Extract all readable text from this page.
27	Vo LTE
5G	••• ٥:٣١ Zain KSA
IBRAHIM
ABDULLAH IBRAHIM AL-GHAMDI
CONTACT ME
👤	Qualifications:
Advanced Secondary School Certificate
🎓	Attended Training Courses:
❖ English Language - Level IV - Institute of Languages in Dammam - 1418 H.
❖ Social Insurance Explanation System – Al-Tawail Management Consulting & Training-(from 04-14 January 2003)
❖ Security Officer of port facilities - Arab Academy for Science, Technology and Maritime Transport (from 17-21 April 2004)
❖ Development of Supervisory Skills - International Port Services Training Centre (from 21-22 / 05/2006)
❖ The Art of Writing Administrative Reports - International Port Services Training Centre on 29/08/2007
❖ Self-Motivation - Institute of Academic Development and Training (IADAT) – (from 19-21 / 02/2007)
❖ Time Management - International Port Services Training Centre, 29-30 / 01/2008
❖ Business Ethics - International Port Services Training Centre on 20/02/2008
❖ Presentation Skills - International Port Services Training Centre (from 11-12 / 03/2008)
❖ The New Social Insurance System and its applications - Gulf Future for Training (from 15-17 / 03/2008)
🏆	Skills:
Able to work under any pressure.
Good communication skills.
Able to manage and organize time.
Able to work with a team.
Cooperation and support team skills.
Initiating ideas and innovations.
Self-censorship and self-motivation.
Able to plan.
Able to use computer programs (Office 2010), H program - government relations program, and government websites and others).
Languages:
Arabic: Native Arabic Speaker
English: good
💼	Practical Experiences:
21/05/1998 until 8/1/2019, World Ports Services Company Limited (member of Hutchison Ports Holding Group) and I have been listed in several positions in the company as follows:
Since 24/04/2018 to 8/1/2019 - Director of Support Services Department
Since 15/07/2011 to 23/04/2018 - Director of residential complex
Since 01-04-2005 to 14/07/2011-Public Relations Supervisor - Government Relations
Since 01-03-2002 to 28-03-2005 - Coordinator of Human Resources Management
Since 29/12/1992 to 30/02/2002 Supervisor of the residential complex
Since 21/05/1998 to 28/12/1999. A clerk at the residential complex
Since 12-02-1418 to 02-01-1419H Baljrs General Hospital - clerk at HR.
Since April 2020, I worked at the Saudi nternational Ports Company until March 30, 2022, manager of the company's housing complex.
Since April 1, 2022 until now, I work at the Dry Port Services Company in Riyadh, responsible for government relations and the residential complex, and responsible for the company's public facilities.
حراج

Task requirements
Report each line of the material above where the word "Development" appears.

Reply to the task
❖ Development of Supervisory Skills - International Port Services Training Centre (from 21-22 / 05/2006)
❖ Self-Motivation - Institute of Academic Development and Training (IADAT) – (from 19-21 / 02/2007)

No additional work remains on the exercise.